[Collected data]

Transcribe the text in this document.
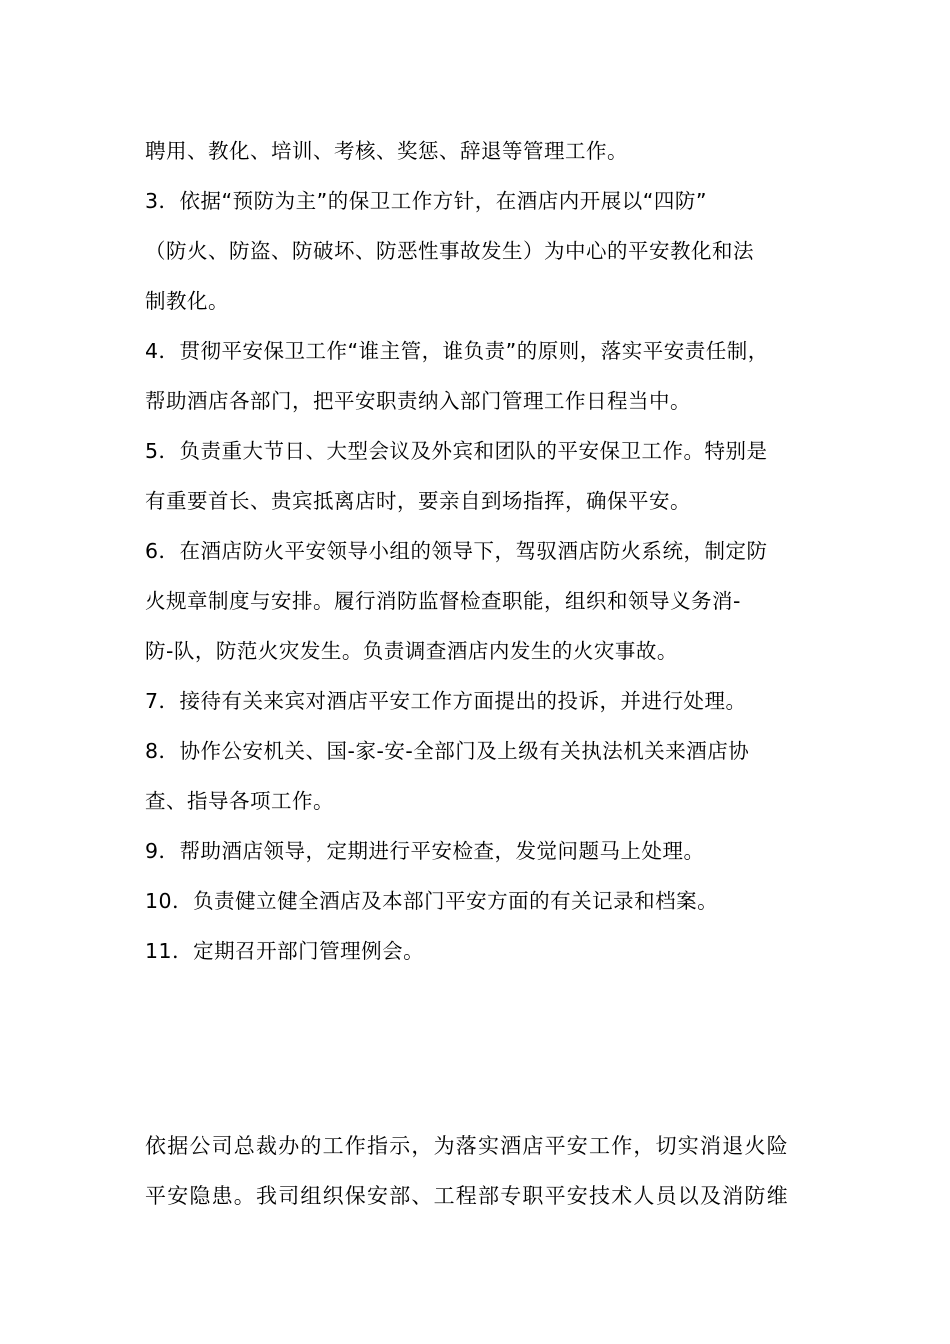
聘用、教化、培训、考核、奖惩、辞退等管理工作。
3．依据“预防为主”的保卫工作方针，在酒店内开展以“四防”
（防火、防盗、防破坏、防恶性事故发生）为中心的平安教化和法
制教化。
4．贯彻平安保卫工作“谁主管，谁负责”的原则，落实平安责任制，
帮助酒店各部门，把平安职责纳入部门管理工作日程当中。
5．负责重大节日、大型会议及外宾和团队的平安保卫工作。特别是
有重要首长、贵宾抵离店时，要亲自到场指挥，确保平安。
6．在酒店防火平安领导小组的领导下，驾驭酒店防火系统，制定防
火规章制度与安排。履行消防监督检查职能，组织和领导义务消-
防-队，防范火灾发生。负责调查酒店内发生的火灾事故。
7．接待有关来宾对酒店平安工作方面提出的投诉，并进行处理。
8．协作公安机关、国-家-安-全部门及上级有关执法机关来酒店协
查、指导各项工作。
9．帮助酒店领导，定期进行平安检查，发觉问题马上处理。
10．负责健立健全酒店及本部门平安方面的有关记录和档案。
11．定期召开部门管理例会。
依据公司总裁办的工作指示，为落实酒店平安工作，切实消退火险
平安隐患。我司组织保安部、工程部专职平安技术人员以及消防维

* [WHAT IS NEEDED]: Take the listing above and print it exactly, apart from the pictures.

* [RESULT OF THE EXERCISE]:
Transcribe the text in this document.
聘用、教化、培训、考核、奖惩、辞退等管理工作。
3．依据“预防为主”的保卫工作方针，在酒店内开展以“四防”
（防火、防盗、防破坏、防恶性事故发生）为中心的平安教化和法
制教化。
4．贯彻平安保卫工作“谁主管，谁负责”的原则，落实平安责任制，
帮助酒店各部门，把平安职责纳入部门管理工作日程当中。
5．负责重大节日、大型会议及外宾和团队的平安保卫工作。特别是
有重要首长、贵宾抵离店时，要亲自到场指挥，确保平安。
6．在酒店防火平安领导小组的领导下，驾驭酒店防火系统，制定防
火规章制度与安排。履行消防监督检查职能，组织和领导义务消-
防-队，防范火灾发生。负责调查酒店内发生的火灾事故。
7．接待有关来宾对酒店平安工作方面提出的投诉，并进行处理。
8．协作公安机关、国-家-安-全部门及上级有关执法机关来酒店协
查、指导各项工作。
9．帮助酒店领导，定期进行平安检查，发觉问题马上处理。
10．负责健立健全酒店及本部门平安方面的有关记录和档案。
11．定期召开部门管理例会。
依据公司总裁办的工作指示，为落实酒店平安工作，切实消退火险
平安隐患。我司组织保安部、工程部专职平安技术人员以及消防维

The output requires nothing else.